== SHORT PROBLEM ==
In the entries below, count every line containing "this". Reply with the number alone.

== DATA FOR THE TASK ==

--- Start ---

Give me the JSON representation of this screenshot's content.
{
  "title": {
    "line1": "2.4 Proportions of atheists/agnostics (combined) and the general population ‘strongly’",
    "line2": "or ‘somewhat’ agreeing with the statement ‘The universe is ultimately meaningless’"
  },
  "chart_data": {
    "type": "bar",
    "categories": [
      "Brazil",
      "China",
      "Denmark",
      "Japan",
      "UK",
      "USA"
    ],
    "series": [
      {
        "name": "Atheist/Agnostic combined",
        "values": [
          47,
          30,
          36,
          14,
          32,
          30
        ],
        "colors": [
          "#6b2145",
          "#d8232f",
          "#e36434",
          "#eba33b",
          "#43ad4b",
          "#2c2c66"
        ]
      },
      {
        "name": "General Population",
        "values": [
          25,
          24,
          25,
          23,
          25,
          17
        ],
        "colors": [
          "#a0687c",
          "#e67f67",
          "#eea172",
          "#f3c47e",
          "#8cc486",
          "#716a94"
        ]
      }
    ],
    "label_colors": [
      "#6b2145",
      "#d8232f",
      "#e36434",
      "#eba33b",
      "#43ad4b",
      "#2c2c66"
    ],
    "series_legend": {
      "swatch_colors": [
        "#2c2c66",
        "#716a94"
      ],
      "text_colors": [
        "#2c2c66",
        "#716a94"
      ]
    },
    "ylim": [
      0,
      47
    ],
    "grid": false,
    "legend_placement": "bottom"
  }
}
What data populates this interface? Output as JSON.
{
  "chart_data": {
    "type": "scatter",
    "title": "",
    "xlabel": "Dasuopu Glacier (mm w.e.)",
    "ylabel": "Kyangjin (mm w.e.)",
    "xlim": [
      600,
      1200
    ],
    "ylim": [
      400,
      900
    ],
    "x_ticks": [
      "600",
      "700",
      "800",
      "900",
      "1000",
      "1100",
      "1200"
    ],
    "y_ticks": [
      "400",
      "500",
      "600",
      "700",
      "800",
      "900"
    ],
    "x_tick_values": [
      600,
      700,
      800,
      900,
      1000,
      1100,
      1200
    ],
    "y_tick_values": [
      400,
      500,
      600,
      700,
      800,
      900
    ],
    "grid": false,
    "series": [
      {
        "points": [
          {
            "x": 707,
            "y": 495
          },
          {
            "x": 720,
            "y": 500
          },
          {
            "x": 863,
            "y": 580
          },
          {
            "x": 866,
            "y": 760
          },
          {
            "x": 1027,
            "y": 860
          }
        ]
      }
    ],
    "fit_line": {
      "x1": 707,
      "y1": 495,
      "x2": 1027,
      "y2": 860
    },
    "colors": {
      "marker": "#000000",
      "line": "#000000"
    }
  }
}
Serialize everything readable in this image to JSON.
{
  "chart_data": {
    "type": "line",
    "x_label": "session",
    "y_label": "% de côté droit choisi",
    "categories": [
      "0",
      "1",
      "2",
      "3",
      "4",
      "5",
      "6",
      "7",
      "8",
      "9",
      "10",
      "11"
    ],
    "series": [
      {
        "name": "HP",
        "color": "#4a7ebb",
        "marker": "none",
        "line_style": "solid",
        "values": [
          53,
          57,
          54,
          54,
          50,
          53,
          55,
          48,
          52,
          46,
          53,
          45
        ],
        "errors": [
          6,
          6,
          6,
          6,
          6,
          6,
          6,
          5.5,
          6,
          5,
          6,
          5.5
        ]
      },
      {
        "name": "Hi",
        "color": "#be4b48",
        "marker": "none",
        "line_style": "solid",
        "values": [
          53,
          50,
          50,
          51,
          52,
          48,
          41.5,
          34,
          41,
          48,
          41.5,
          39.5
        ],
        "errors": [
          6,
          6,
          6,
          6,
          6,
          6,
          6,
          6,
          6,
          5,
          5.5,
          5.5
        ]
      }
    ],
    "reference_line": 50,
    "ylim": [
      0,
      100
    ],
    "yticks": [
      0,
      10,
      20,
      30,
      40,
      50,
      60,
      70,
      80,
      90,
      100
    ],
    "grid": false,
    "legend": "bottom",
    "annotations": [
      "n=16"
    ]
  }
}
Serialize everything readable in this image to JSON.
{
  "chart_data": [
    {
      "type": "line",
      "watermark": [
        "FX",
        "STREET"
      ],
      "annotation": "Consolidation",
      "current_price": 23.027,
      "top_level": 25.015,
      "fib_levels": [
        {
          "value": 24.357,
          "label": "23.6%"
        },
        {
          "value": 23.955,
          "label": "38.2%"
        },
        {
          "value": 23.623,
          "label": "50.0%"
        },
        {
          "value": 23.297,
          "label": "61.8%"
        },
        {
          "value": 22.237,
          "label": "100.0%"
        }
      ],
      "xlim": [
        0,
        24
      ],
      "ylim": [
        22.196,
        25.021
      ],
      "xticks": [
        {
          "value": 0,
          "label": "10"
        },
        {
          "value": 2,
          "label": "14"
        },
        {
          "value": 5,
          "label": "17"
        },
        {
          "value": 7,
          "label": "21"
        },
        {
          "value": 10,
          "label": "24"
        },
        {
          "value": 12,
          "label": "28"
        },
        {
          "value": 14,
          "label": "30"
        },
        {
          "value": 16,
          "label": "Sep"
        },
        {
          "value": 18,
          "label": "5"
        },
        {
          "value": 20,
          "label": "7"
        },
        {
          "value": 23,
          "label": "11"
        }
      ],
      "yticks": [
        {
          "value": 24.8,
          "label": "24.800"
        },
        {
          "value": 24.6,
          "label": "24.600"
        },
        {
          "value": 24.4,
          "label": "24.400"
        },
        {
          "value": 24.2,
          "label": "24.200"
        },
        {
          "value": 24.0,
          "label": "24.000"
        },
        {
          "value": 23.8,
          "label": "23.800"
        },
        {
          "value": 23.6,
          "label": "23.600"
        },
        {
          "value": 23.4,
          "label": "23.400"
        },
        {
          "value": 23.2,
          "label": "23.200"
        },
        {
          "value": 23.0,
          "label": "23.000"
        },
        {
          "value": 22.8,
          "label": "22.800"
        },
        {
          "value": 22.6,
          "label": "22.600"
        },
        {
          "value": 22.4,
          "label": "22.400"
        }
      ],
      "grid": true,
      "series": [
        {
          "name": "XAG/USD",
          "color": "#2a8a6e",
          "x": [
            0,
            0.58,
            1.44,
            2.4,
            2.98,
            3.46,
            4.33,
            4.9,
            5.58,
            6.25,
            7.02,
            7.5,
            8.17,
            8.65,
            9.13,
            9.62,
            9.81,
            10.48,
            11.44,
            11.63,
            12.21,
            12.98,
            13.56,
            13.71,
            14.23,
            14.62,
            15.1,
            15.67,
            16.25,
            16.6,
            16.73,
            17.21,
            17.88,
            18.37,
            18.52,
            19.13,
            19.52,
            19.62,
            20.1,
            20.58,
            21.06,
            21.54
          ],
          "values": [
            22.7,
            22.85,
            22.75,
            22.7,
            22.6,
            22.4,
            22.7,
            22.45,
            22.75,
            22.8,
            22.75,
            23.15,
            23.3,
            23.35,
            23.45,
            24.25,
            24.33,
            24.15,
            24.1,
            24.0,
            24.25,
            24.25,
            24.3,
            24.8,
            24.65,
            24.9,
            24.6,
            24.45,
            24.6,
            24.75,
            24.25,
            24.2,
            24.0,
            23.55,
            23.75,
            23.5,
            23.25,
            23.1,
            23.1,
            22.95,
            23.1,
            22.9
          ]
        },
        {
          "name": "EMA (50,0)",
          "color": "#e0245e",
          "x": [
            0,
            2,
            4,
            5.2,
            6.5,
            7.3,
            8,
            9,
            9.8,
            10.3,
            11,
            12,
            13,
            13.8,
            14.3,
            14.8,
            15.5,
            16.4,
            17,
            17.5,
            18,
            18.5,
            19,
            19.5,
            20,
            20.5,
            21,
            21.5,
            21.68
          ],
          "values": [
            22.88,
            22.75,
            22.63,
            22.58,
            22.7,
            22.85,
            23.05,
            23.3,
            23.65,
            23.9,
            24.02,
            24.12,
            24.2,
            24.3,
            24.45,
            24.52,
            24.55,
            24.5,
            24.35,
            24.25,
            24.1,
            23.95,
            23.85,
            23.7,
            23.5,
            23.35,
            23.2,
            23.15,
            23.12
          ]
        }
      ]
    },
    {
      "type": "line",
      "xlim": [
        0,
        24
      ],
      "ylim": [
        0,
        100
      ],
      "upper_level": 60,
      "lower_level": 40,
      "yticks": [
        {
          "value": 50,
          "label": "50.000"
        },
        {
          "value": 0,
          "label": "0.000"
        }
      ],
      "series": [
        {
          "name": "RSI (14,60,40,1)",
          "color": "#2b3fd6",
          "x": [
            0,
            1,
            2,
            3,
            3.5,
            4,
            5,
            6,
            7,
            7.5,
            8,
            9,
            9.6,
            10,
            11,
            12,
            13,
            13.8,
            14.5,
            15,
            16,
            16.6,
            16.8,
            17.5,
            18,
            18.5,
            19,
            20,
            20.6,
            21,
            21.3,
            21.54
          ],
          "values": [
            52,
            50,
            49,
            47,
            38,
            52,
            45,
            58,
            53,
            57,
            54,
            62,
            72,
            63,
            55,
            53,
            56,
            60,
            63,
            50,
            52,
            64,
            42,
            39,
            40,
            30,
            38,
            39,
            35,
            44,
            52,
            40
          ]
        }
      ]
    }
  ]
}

--- End ---

== RIGHT ANSWER ==
4